(Recorded data)
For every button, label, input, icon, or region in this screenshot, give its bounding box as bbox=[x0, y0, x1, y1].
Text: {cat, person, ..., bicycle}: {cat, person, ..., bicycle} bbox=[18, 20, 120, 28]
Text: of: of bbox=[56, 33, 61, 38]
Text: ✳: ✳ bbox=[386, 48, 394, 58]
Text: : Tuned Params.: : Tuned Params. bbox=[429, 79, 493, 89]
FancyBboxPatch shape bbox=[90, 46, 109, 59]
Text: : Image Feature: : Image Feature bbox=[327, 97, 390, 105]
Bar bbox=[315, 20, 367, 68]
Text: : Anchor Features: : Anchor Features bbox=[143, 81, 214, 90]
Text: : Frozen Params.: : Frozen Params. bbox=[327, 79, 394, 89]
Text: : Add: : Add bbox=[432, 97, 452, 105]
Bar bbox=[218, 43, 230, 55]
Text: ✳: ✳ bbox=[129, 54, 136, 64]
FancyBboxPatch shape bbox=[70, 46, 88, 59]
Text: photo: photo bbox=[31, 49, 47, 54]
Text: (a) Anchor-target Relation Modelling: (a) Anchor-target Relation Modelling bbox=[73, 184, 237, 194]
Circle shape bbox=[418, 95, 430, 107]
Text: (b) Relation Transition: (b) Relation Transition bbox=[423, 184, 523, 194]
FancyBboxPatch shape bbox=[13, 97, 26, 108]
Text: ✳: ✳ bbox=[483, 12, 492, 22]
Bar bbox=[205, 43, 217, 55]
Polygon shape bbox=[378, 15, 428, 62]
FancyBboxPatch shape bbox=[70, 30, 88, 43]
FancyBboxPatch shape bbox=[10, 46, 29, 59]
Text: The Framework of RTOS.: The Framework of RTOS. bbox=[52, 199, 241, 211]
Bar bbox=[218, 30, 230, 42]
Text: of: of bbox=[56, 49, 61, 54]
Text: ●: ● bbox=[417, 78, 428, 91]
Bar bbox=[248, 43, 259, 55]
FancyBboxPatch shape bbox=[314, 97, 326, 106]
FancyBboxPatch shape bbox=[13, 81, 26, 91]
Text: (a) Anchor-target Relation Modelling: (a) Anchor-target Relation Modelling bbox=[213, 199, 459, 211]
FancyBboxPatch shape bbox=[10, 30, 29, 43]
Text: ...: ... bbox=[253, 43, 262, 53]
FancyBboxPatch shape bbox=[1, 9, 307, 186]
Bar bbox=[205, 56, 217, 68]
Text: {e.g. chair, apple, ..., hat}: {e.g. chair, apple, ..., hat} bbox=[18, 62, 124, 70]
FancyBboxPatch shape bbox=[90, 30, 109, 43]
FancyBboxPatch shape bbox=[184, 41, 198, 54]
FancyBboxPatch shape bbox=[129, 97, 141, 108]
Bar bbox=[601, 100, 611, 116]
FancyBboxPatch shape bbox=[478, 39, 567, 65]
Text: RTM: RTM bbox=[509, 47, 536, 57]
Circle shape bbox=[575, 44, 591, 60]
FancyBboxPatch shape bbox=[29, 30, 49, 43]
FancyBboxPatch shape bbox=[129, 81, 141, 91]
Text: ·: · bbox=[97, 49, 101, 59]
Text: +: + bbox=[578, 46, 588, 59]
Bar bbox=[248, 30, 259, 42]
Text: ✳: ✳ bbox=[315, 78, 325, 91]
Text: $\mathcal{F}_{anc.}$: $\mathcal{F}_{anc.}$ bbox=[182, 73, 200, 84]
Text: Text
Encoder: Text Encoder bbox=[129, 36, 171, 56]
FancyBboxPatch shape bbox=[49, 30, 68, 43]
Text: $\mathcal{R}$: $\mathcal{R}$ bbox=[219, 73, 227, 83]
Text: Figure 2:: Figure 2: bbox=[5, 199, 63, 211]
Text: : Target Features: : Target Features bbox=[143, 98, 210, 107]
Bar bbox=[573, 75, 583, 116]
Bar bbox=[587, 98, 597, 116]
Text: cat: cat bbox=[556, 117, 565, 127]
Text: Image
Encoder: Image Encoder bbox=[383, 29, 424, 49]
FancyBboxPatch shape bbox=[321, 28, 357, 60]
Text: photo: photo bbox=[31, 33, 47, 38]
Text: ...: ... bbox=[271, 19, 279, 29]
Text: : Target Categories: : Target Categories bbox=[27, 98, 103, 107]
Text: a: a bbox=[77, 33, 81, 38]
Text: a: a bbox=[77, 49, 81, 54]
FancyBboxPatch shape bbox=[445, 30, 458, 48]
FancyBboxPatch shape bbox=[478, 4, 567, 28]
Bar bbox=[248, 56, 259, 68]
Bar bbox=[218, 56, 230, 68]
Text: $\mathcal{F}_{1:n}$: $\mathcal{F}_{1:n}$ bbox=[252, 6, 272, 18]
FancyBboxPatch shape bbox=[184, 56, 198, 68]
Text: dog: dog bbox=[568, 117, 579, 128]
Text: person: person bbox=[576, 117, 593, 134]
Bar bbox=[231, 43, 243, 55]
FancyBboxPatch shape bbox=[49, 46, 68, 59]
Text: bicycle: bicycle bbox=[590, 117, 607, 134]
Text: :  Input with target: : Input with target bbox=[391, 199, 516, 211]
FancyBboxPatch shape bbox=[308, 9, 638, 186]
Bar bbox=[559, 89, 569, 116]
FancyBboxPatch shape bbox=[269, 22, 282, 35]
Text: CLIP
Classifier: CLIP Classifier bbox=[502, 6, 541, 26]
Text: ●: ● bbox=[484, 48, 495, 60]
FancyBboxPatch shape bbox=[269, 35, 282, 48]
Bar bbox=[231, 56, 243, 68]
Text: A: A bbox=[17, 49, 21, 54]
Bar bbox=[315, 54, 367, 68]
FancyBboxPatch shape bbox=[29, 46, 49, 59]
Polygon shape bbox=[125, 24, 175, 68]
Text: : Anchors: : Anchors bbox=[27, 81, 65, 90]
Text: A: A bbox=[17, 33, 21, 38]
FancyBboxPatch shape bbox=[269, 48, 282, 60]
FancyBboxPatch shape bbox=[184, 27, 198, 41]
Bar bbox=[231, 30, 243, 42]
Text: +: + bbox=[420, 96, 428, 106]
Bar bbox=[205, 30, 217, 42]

== WHAT YOU HAVE TO DO ==
Put the lines of the data into a JSON list of strings, one string per line, covering only the stretch from the very first line through the line containing "Text: of: of bbox=[56, 33, 61, 38]", both included. Leave out any blank lines.

== RESULT OF THIS EXERCISE ==
[
  "For every button, label, input, icon, or region in this screenshot, give its bounding box as bbox=[x0, y0, x1, y1].",
  "Text: {cat, person, ..., bicycle}: {cat, person, ..., bicycle} bbox=[18, 20, 120, 28]",
  "Text: of: of bbox=[56, 33, 61, 38]"
]